What you will do: Present each line of the entries below that holds the word "JSON".
## begin The records
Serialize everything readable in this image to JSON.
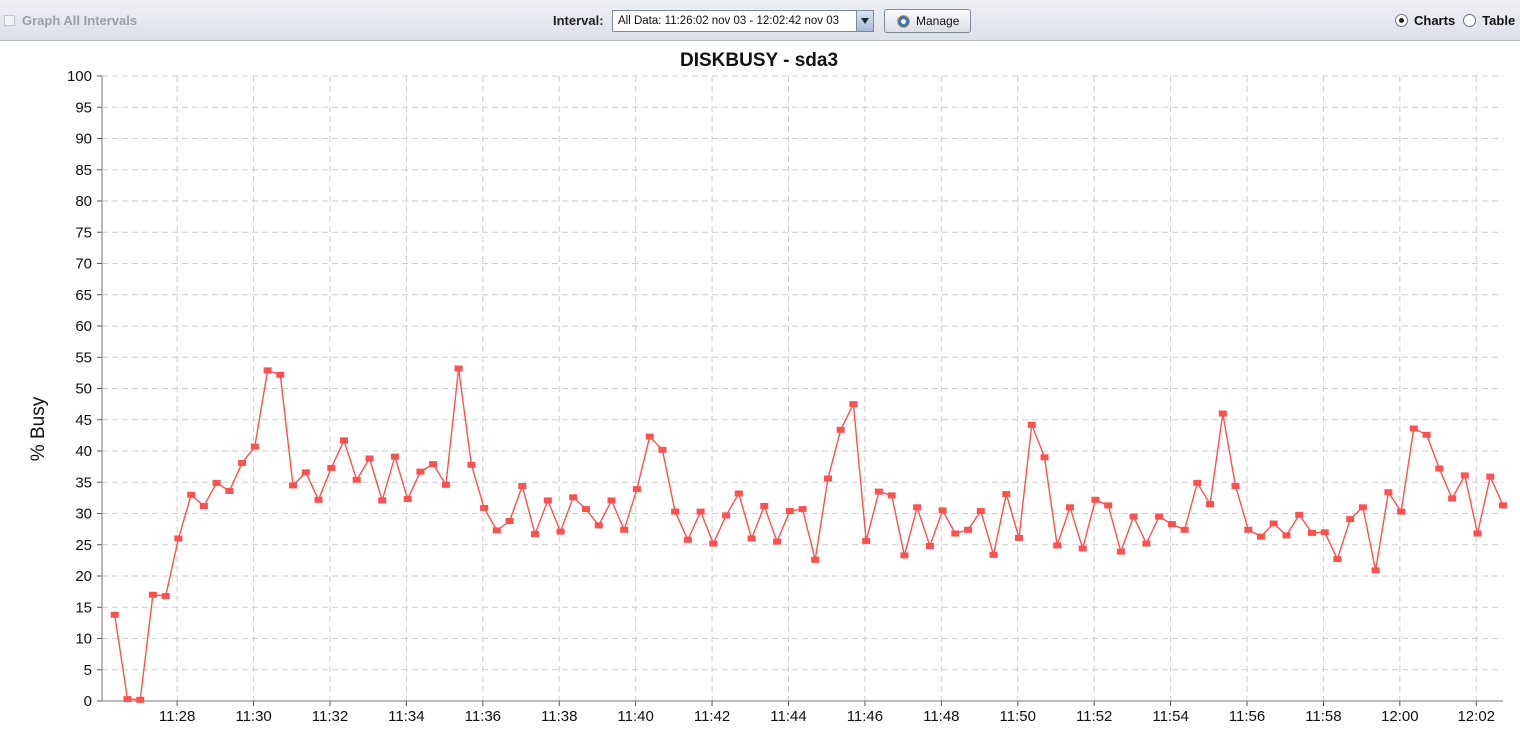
{
  "toolbar": {
    "graph_all_intervals_label": "Graph All Intervals",
    "interval_label": "Interval:",
    "interval_value": "All Data: 11:26:02 nov 03 - 12:02:42 nov 03",
    "manage_label": "Manage",
    "charts_label": "Charts",
    "table_label": "Table",
    "view_selected": "Charts"
  },
  "colors": {
    "series": "#ff5050",
    "grid": "#cfcfcf"
  },
  "chart_data": {
    "type": "line",
    "title": "DISKBUSY - sda3",
    "xlabel": "",
    "ylabel": "% Busy",
    "ylim": [
      0,
      100
    ],
    "yticks": [
      0,
      5,
      10,
      15,
      20,
      25,
      30,
      35,
      40,
      45,
      50,
      55,
      60,
      65,
      70,
      75,
      80,
      85,
      90,
      95,
      100
    ],
    "xlim": [
      "11:26:02",
      "12:02:42"
    ],
    "xticks": [
      "11:28",
      "11:30",
      "11:32",
      "11:34",
      "11:36",
      "11:38",
      "11:40",
      "11:42",
      "11:44",
      "11:46",
      "11:48",
      "11:50",
      "11:52",
      "11:54",
      "11:56",
      "11:58",
      "12:00",
      "12:02"
    ],
    "grid": true,
    "series": [
      {
        "name": "",
        "color": "#ff5050",
        "x": [
          "11:26:22",
          "11:26:42",
          "11:27:02",
          "11:27:22",
          "11:27:42",
          "11:28:02",
          "11:28:22",
          "11:28:42",
          "11:29:02",
          "11:29:22",
          "11:29:42",
          "11:30:02",
          "11:30:22",
          "11:30:42",
          "11:31:02",
          "11:31:22",
          "11:31:42",
          "11:32:02",
          "11:32:22",
          "11:32:42",
          "11:33:02",
          "11:33:22",
          "11:33:42",
          "11:34:02",
          "11:34:22",
          "11:34:42",
          "11:35:02",
          "11:35:22",
          "11:35:42",
          "11:36:02",
          "11:36:22",
          "11:36:42",
          "11:37:02",
          "11:37:22",
          "11:37:42",
          "11:38:02",
          "11:38:22",
          "11:38:42",
          "11:39:02",
          "11:39:22",
          "11:39:42",
          "11:40:02",
          "11:40:22",
          "11:40:42",
          "11:41:02",
          "11:41:22",
          "11:41:42",
          "11:42:02",
          "11:42:22",
          "11:42:42",
          "11:43:02",
          "11:43:22",
          "11:43:42",
          "11:44:02",
          "11:44:22",
          "11:44:42",
          "11:45:02",
          "11:45:22",
          "11:45:42",
          "11:46:02",
          "11:46:22",
          "11:46:42",
          "11:47:02",
          "11:47:22",
          "11:47:42",
          "11:48:02",
          "11:48:22",
          "11:48:42",
          "11:49:02",
          "11:49:22",
          "11:49:42",
          "11:50:02",
          "11:50:22",
          "11:50:42",
          "11:51:02",
          "11:51:22",
          "11:51:42",
          "11:52:02",
          "11:52:22",
          "11:52:42",
          "11:53:02",
          "11:53:22",
          "11:53:42",
          "11:54:02",
          "11:54:22",
          "11:54:42",
          "11:55:02",
          "11:55:22",
          "11:55:42",
          "11:56:02",
          "11:56:22",
          "11:56:42",
          "11:57:02",
          "11:57:22",
          "11:57:42",
          "11:58:02",
          "11:58:22",
          "11:58:42",
          "11:59:02",
          "11:59:22",
          "11:59:42",
          "12:00:02",
          "12:00:22",
          "12:00:42",
          "12:01:02",
          "12:01:22",
          "12:01:42",
          "12:02:02",
          "12:02:22",
          "12:02:42"
        ],
        "y": [
          13.8,
          0.3,
          0.2,
          17.0,
          16.8,
          26.0,
          33.0,
          31.2,
          34.9,
          33.6,
          38.1,
          40.7,
          52.9,
          52.2,
          34.5,
          36.6,
          32.2,
          37.3,
          41.7,
          35.4,
          38.8,
          32.1,
          39.1,
          32.3,
          36.7,
          37.9,
          34.6,
          53.2,
          37.8,
          30.9,
          27.3,
          28.8,
          34.4,
          26.7,
          32.1,
          27.1,
          32.6,
          30.7,
          28.1,
          32.1,
          27.4,
          33.9,
          42.3,
          40.2,
          30.3,
          25.8,
          30.3,
          25.2,
          29.7,
          33.2,
          26.0,
          31.2,
          25.5,
          30.4,
          30.7,
          22.6,
          35.6,
          43.4,
          47.5,
          25.6,
          33.5,
          32.9,
          23.3,
          31.0,
          24.8,
          30.5,
          26.8,
          27.4,
          30.4,
          23.4,
          33.1,
          26.1,
          44.2,
          39.0,
          24.9,
          31.0,
          24.4,
          32.2,
          31.3,
          23.9,
          29.5,
          25.2,
          29.5,
          28.3,
          27.4,
          34.9,
          31.5,
          46.0,
          34.4,
          27.4,
          26.3,
          28.4,
          26.5,
          29.8,
          26.9,
          27.0,
          22.7,
          29.1,
          31.0,
          20.9,
          33.4,
          30.3,
          43.6,
          42.6,
          37.2,
          32.4,
          36.1,
          26.8,
          35.9,
          31.3
        ]
      }
    ]
  }
}
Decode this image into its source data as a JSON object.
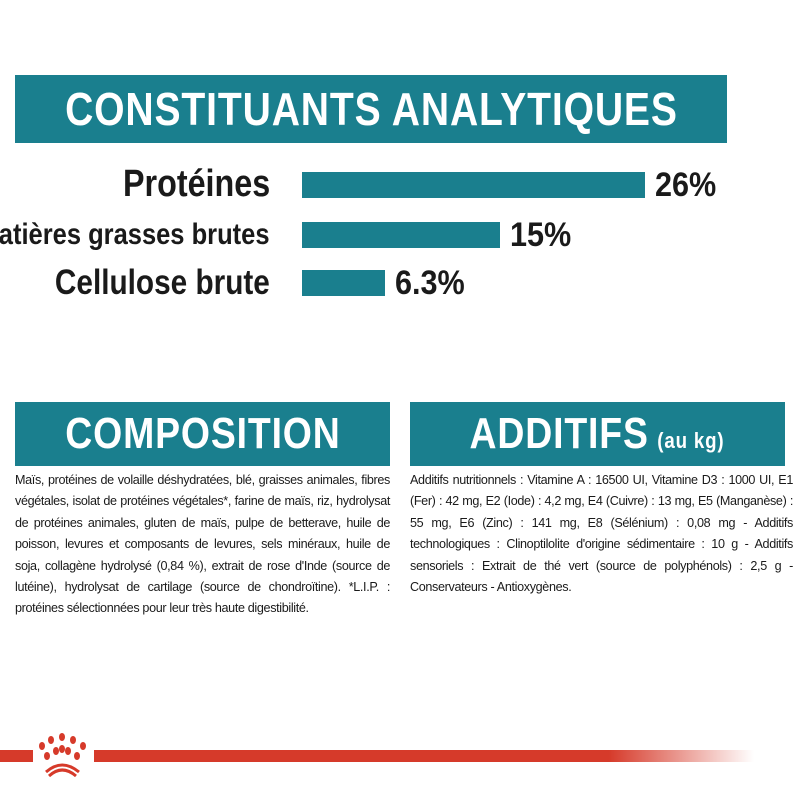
{
  "analytics": {
    "title": "CONSTITUANTS ANALYTIQUES",
    "items": [
      {
        "label": "Protéines",
        "value_label": "26%",
        "value": 26
      },
      {
        "label": "Matières grasses brutes",
        "value_label": "15%",
        "value": 15
      },
      {
        "label": "Cellulose brute",
        "value_label": "6.3%",
        "value": 6.3
      }
    ]
  },
  "composition": {
    "title": "COMPOSITION",
    "text": "Maïs, protéines de volaille déshydratées, blé, graisses animales, fibres végétales, isolat de protéines végétales*, farine de maïs, riz, hydrolysat de protéines animales, gluten de maïs, pulpe de betterave, huile de poisson, levures et composants de levures, sels minéraux, huile de soja, collagène hydrolysé (0,84 %), extrait de rose d'Inde (source de lutéine), hydrolysat de cartilage (source de chondroïtine). *L.I.P. : protéines sélectionnées pour leur très haute digestibilité."
  },
  "additifs": {
    "title": "ADDITIFS",
    "subtitle": "(au kg)",
    "text": "Additifs nutritionnels : Vitamine A : 16500 UI, Vitamine D3 : 1000 UI, E1 (Fer) : 42 mg, E2 (Iode) : 4,2 mg, E4 (Cuivre) : 13 mg, E5 (Manganèse) : 55 mg, E6 (Zinc) : 141 mg, E8 (Sélénium) : 0,08 mg - Additifs technologiques : Clinoptilolite d'origine sédimentaire : 10 g - Additifs sensoriels : Extrait de thé vert (source de polyphénols) : 2,5 g - Conservateurs - Antioxygènes."
  },
  "colors": {
    "accent": "#1a7f8e",
    "brand_red": "#d63a2a"
  },
  "logo": {
    "icon": "royal-canin-crown-icon"
  }
}
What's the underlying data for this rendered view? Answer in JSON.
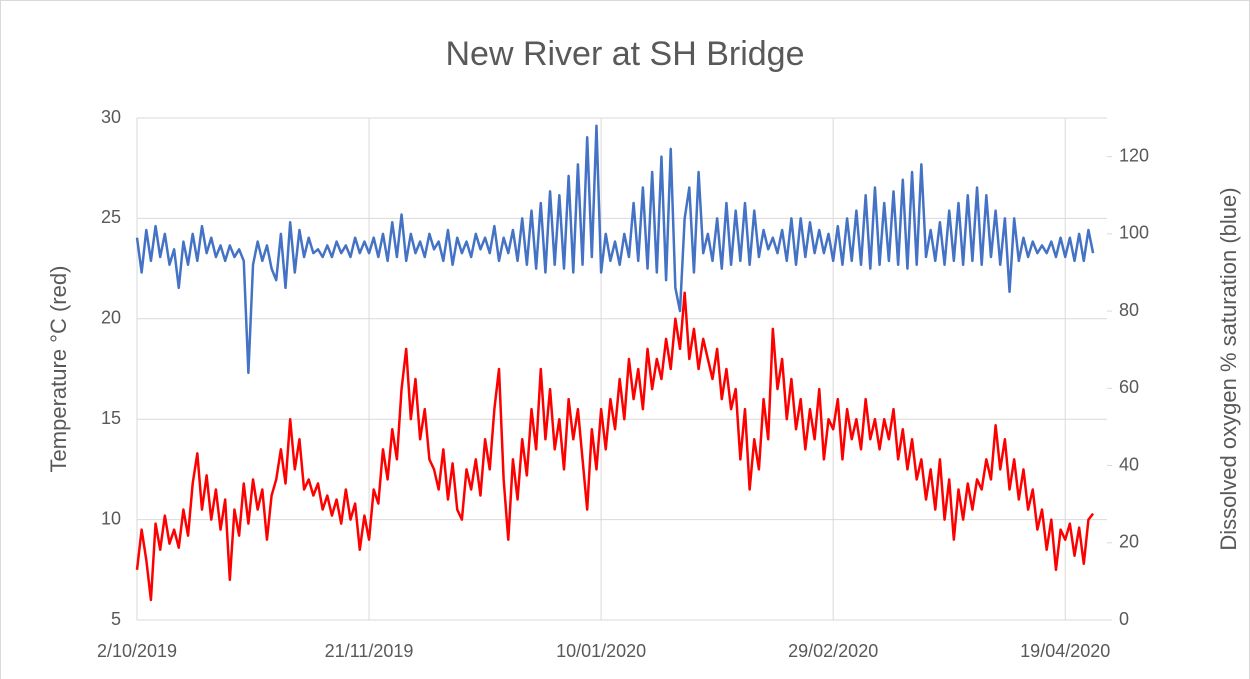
## end The records
Right answer:
Serialize everything readable in this image to JSON.
Decode this image into its source data as a JSON object.
What's the underlying data for this rendered view? Answer in JSON.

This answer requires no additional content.